* WHAT IS EXPECTED: Check every line of the entries that follow, and copy the ones containing "不正确为".

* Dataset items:
-=-=-=-=-
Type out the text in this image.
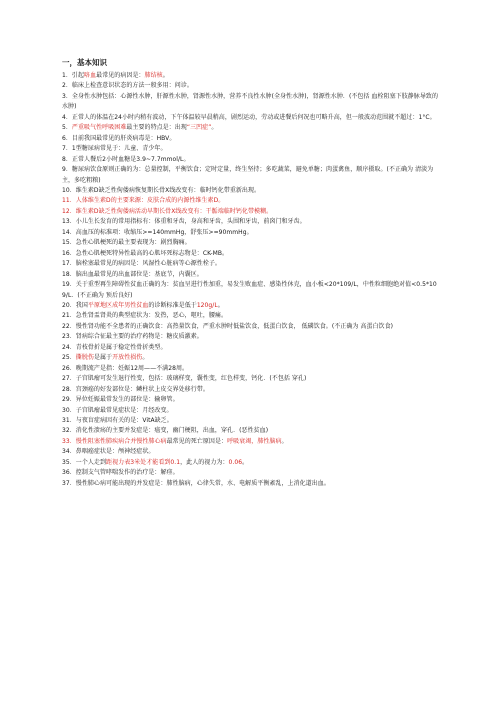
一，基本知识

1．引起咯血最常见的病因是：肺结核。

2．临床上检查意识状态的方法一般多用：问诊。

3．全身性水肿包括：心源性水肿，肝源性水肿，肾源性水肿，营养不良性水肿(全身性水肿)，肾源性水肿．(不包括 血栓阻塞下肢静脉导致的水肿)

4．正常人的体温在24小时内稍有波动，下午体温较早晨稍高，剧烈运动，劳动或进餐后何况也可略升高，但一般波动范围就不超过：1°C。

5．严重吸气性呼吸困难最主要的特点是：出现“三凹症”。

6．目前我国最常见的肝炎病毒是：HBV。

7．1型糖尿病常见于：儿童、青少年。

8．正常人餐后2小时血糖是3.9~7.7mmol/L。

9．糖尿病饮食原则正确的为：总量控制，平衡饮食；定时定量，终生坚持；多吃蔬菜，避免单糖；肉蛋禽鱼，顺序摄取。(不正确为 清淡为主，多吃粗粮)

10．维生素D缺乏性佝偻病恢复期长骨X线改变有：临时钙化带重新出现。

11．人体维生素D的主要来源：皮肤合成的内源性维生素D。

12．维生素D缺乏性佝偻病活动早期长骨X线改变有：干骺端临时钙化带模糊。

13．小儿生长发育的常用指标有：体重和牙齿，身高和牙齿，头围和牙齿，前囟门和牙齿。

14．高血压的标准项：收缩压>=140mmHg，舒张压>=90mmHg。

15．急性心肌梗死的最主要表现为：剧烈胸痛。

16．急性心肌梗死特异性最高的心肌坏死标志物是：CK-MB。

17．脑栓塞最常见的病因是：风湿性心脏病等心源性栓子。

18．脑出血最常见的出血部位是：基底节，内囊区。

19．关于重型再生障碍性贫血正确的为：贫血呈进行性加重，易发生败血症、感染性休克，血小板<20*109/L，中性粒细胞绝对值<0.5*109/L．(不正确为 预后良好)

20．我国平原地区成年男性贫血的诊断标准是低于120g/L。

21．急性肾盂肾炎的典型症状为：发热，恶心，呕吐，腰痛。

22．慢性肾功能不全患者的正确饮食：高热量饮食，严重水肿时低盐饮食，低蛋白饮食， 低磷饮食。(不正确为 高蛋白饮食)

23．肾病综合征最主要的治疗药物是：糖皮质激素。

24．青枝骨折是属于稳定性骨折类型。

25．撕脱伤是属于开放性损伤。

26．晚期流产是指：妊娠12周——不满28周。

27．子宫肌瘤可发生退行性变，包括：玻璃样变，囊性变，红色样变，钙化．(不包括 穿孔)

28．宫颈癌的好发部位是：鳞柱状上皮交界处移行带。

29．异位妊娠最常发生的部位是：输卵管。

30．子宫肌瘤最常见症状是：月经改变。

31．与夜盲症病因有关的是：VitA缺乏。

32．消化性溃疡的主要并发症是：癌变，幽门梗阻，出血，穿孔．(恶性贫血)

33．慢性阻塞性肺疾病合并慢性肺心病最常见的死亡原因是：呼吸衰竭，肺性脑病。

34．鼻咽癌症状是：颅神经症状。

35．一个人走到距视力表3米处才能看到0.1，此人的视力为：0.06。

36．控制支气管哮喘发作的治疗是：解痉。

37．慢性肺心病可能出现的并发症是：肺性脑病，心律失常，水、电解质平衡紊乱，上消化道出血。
-=-=-=-=-
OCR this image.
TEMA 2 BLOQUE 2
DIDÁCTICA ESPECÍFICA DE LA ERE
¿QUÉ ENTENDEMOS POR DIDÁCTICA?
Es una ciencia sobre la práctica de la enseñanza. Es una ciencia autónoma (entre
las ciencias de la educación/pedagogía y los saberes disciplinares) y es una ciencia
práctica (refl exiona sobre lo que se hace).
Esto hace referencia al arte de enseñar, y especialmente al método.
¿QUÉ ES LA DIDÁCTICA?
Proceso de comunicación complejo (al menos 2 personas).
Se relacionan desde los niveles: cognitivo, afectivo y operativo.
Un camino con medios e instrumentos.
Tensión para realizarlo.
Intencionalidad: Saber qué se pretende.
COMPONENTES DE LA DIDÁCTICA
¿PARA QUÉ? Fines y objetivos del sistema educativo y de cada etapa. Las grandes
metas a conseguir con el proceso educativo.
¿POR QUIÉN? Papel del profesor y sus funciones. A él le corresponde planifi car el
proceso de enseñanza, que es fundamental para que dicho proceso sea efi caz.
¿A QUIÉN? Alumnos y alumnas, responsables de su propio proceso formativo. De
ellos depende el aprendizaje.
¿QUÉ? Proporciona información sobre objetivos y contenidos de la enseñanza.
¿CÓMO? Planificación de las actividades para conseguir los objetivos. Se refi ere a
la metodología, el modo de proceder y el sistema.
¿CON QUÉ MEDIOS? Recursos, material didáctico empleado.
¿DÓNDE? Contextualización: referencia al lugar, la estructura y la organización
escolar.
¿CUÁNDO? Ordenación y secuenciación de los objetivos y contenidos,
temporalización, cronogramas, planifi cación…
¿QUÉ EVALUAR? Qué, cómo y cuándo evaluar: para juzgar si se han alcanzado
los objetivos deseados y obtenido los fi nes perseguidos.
-=-=-=-=-
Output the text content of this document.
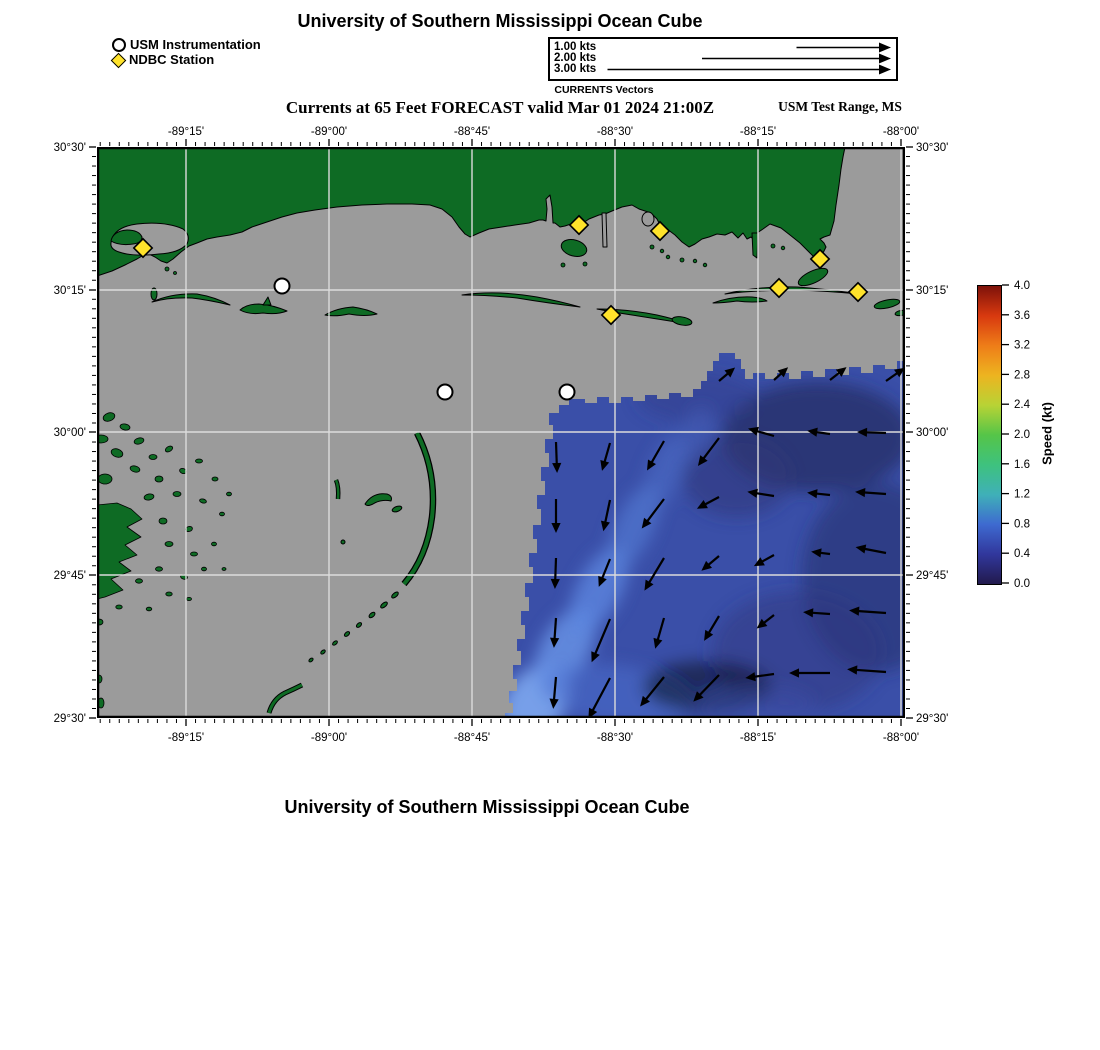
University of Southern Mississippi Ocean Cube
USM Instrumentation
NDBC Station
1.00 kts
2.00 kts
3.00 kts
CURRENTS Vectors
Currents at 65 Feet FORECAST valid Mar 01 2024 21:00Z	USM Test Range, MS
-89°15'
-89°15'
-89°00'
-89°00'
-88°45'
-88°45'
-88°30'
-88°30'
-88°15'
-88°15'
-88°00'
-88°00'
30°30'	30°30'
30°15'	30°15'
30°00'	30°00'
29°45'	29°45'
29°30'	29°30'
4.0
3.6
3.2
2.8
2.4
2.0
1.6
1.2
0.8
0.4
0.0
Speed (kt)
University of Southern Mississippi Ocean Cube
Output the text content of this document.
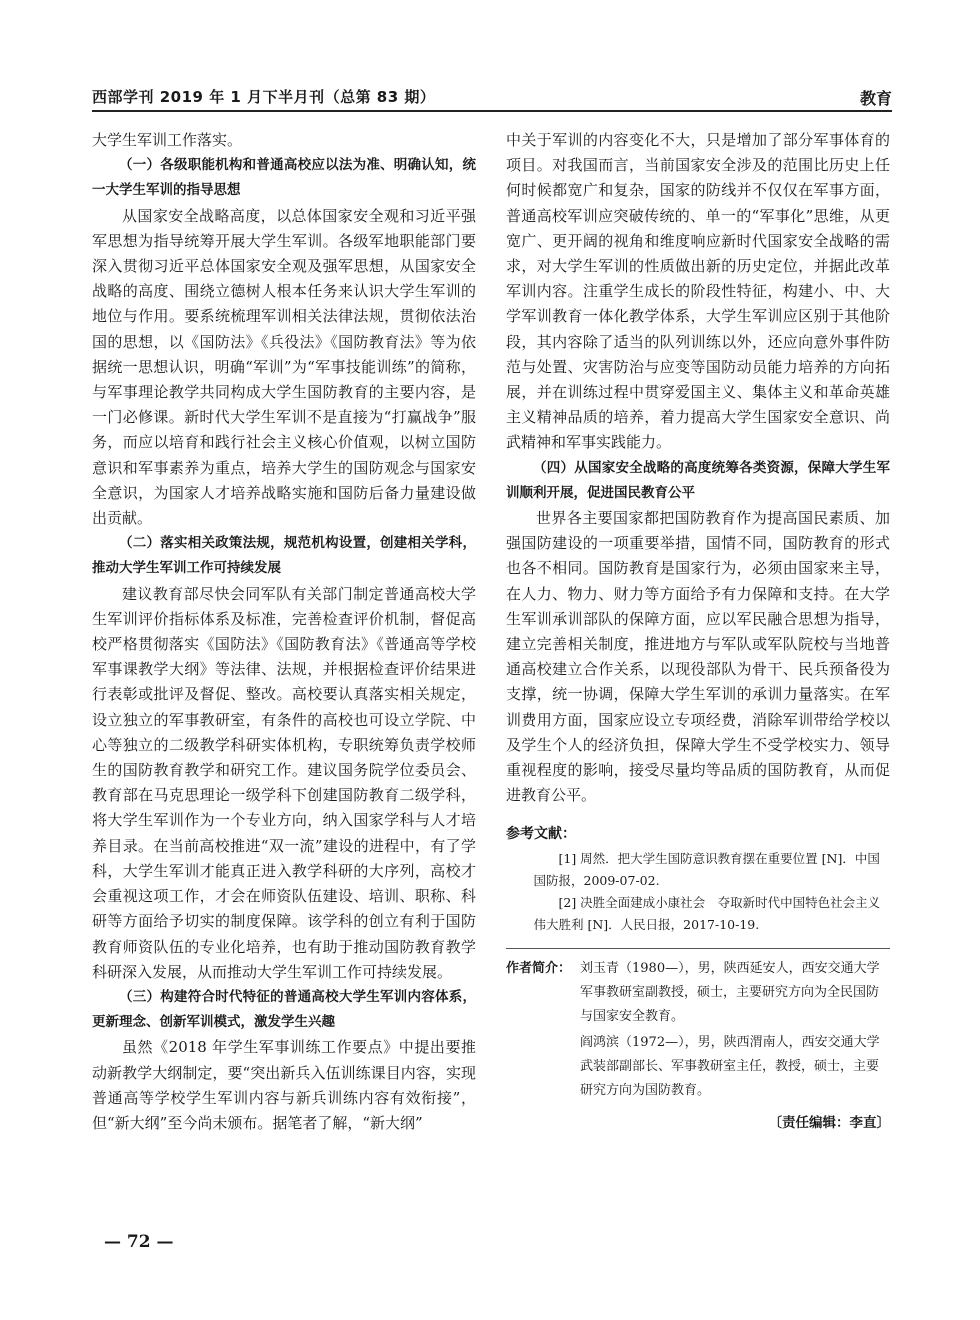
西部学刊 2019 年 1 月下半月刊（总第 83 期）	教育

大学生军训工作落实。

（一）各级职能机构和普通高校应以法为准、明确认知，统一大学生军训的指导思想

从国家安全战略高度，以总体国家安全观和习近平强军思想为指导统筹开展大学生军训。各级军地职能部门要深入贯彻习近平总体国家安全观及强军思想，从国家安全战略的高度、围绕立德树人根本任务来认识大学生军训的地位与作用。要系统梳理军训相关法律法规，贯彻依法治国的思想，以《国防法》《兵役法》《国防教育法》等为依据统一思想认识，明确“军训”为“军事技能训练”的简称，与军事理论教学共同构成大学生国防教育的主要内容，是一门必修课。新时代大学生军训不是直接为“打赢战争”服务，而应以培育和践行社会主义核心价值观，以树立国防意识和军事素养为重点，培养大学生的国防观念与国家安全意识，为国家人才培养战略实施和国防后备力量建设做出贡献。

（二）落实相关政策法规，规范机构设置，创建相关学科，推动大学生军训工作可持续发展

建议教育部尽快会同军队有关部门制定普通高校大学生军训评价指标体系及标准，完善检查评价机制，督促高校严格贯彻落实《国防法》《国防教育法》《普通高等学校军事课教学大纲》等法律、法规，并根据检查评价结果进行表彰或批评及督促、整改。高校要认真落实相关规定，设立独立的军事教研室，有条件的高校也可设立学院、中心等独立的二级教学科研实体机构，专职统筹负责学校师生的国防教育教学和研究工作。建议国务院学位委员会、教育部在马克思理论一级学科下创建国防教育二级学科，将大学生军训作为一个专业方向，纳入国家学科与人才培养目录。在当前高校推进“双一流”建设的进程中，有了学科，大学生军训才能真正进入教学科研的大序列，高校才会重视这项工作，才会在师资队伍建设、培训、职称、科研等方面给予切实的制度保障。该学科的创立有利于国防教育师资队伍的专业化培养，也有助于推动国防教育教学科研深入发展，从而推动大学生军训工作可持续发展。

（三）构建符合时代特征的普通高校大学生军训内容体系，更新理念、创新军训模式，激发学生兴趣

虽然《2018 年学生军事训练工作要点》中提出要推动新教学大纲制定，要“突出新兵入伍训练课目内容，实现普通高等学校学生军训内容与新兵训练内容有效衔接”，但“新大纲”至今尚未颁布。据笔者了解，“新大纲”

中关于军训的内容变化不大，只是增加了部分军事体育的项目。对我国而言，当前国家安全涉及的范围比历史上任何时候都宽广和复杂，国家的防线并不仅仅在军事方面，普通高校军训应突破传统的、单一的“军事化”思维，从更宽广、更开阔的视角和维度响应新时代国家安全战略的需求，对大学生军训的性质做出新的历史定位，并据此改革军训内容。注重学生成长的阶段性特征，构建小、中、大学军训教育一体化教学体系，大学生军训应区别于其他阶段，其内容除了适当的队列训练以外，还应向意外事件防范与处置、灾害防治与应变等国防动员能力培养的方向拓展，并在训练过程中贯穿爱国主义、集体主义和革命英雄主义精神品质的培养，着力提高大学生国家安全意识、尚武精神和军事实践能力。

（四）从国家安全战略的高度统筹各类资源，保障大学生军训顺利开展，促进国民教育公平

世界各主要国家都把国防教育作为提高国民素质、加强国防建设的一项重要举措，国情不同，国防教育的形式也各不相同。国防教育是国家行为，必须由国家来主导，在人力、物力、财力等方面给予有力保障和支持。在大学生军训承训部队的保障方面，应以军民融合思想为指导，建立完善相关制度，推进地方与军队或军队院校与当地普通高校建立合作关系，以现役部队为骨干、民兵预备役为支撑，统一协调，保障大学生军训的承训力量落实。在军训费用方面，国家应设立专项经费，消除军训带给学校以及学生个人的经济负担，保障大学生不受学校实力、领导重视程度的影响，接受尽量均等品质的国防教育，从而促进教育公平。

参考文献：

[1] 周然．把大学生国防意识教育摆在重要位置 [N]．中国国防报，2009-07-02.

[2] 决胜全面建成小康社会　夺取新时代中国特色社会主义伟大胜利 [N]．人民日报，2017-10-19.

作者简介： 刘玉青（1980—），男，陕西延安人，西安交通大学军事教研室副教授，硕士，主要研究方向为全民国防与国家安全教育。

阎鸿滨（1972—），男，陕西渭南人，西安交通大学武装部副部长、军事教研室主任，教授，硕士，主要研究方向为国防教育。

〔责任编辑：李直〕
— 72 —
-=-=-=-=-
* COMPLETE RESPONSE:
9．糖尿病饮食原则正确的为：总量控制，平衡饮食；定时定量，终生坚持；多吃蔬菜，避免单糖；肉蛋禽鱼，顺序摄取。(不正确为 清淡为主，多吃粗粮)
19．关于重型再生障碍性贫血正确的为：贫血呈进行性加重，易发生败血症、感染性休克，血小板<20*109/L，中性粒细胞绝对值<0.5*109/L．(不正确为 预后良好)
22．慢性肾功能不全患者的正确饮食：高热量饮食，严重水肿时低盐饮食，低蛋白饮食， 低磷饮食。(不正确为 高蛋白饮食)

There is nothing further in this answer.